:: Stated problem ::
Write out the full set of records exactly. Any pictures in them do not belong in the copy.

:: Data shown ::
▬▬▬

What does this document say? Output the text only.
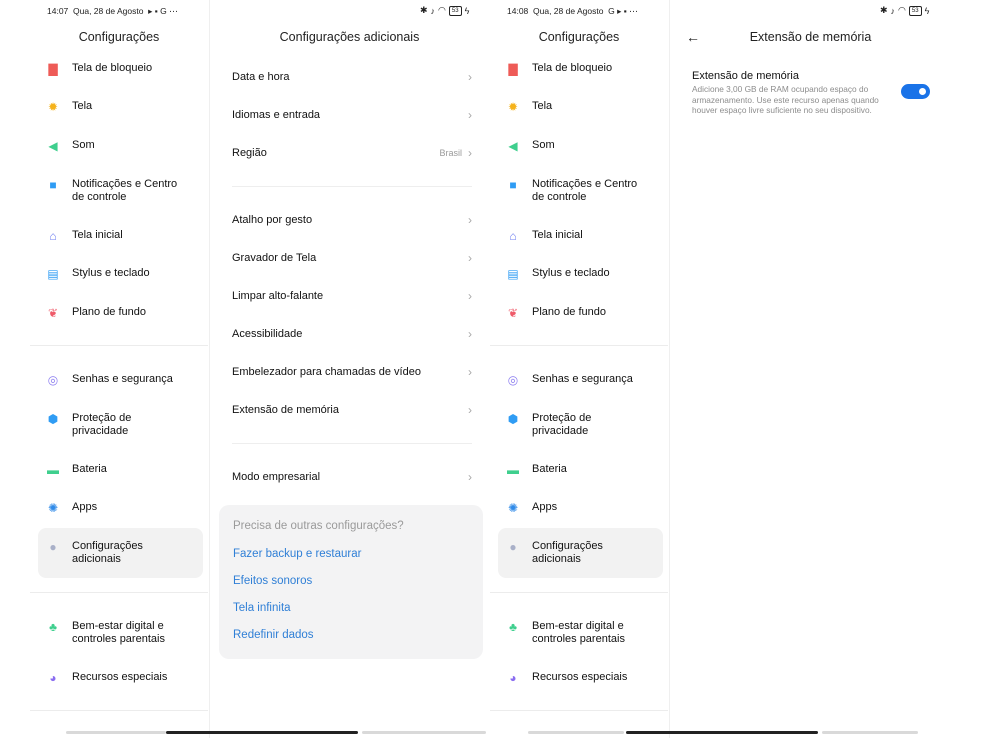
14:07 Qua, 28 de Agosto ▸ ▪ G ⋯
Configurações
▇ Tela de bloqueio
✹ Tela
◀ Som
■	Notificações e Centro de controle
⌂	Tela inicial
▤ Stylus e teclado
❦ Plano de fundo
◎ Senhas e segurança
⬢ Proteção de privacidade
▬ Bateria
✺ Apps
●	Configurações adicionais
♣ Bem-estar digital e controles parentais
◕	Recursos especiais
✱ ♪ ◠	53 ϟ
Configurações adicionais
Data e hora	›
Idiomas e entrada	›
Região	Brasil ›
Atalho por gesto	›
Gravador de Tela	›
Limpar alto-falante	›
Acessibilidade	›
Embelezador para chamadas de vídeo	›
Extensão de memória	›
Modo empresarial	›
Precisa de outras configurações?
Fazer backup e restaurar
Efeitos sonoros
Tela infinita
Redefinir dados
14:08 Qua, 28 de Agosto G ▸ ▪ ⋯
Configurações
▇ Tela de bloqueio
✹ Tela
◀ Som
■	Notificações e Centro de controle
⌂	Tela inicial
▤ Stylus e teclado
❦ Plano de fundo
◎ Senhas e segurança
⬢ Proteção de privacidade
▬ Bateria
✺ Apps
●	Configurações adicionais
♣ Bem-estar digital e controles parentais
◕	Recursos especiais
✱ ♪ ◠	53 ϟ
←	Extensão de memória
Extensão de memória
Adicione 3,00 GB de RAM ocupando espaço do armazenamento. Use este recurso apenas quando houver espaço livre suficiente no seu dispositivo.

▬▬▬

:: Solution for this exercise ::
What does this document say? Output the text only.
14:07 Qua, 28 de Agosto ▸ ▪ G ⋯
Configurações
▇ Tela de bloqueio
✹ Tela
◀ Som
■	Notificações e Centro de controle
⌂	Tela inicial
▤ Stylus e teclado
❦ Plano de fundo
◎ Senhas e segurança
⬢ Proteção de privacidade
▬ Bateria
✺ Apps
●	Configurações adicionais
♣ Bem-estar digital e controles parentais
◕	Recursos especiais
✱ ♪ ◠	53 ϟ
Configurações adicionais
Data e hora	›
Idiomas e entrada	›
Região	Brasil ›
Atalho por gesto	›
Gravador de Tela	›
Limpar alto-falante	›
Acessibilidade	›
Embelezador para chamadas de vídeo	›
Extensão de memória	›
Modo empresarial	›
Precisa de outras configurações?
Fazer backup e restaurar
Efeitos sonoros
Tela infinita
Redefinir dados
14:08 Qua, 28 de Agosto G ▸ ▪ ⋯
Configurações
▇ Tela de bloqueio
✹ Tela
◀ Som
■	Notificações e Centro de controle
⌂	Tela inicial
▤ Stylus e teclado
❦ Plano de fundo
◎ Senhas e segurança
⬢ Proteção de privacidade
▬ Bateria
✺ Apps
●	Configurações adicionais
♣ Bem-estar digital e controles parentais
◕	Recursos especiais
✱ ♪ ◠	53 ϟ
←	Extensão de memória
Extensão de memória
Adicione 3,00 GB de RAM ocupando espaço do armazenamento. Use este recurso apenas quando houver espaço livre suficiente no seu dispositivo.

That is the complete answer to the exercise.